§ Exercise directions:
Pick out every line in the data below that holds "color".

§ Data records:
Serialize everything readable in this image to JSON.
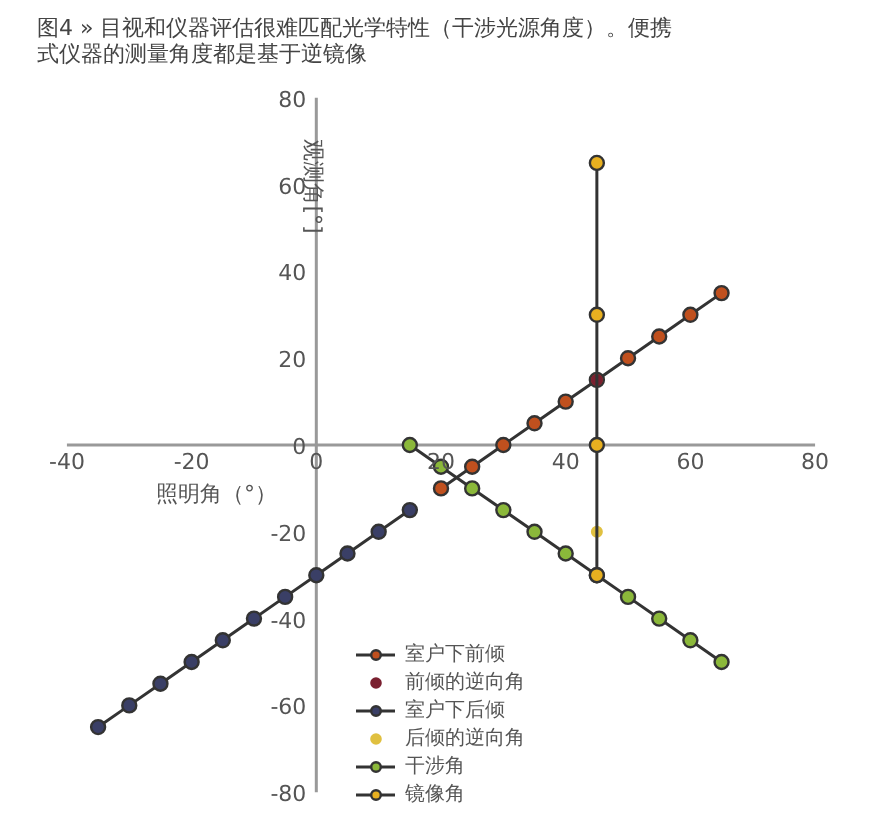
{
  "chart_data": {
    "type": "line",
    "title": "图4 » 目视和仪器评估很难匹配光学特性（干涉光源角度）。便携式仪器的测量角度都是基于逆镜像",
    "xlabel": "照明角（°）",
    "ylabel": "观测角[°]",
    "xlim": [
      -40,
      80
    ],
    "ylim": [
      -80,
      80
    ],
    "xticks": [
      -40,
      -20,
      0,
      20,
      40,
      60,
      80
    ],
    "yticks": [
      -80,
      -60,
      -40,
      -20,
      0,
      20,
      40,
      60,
      80
    ],
    "grid": false,
    "legend": "bottom",
    "marker": "circle",
    "line_style": "solid",
    "series": [
      {
        "name": "室户下前倾",
        "color": "#c0501e",
        "x": [
          20,
          25,
          30,
          35,
          40,
          45,
          50,
          55,
          60,
          65
        ],
        "values": [
          -10,
          -5,
          0,
          5,
          10,
          15,
          20,
          25,
          30,
          35
        ]
      },
      {
        "name": "前倾的逆向角",
        "type": "scatter",
        "color": "#7a2030",
        "x": [
          45
        ],
        "values": [
          15
        ]
      },
      {
        "name": "室户下后倾",
        "color": "#3a3f66",
        "x": [
          -35,
          -30,
          -25,
          -20,
          -15,
          -10,
          -5,
          0,
          5,
          10,
          15
        ],
        "values": [
          -65,
          -60,
          -55,
          -50,
          -45,
          -40,
          -35,
          -30,
          -25,
          -20,
          -15
        ]
      },
      {
        "name": "后倾的逆向角",
        "type": "scatter",
        "color": "#e0c040",
        "x": [
          45
        ],
        "values": [
          -20
        ]
      },
      {
        "name": "干涉角",
        "color": "#8bb83a",
        "x": [
          15,
          20,
          25,
          30,
          35,
          40,
          45,
          50,
          55,
          60,
          65
        ],
        "values": [
          0,
          -5,
          -10,
          -15,
          -20,
          -25,
          -30,
          -35,
          -40,
          -45,
          -50
        ]
      },
      {
        "name": "镜像角",
        "color": "#e8b020",
        "x": [
          45,
          45,
          45,
          45
        ],
        "values": [
          -30,
          0,
          30,
          65
        ]
      }
    ]
  }
}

§ Task result:
        "color": "#c0501e",
        "color": "#7a2030",
        "color": "#3a3f66",
        "color": "#e0c040",
        "color": "#8bb83a",
        "color": "#e8b020",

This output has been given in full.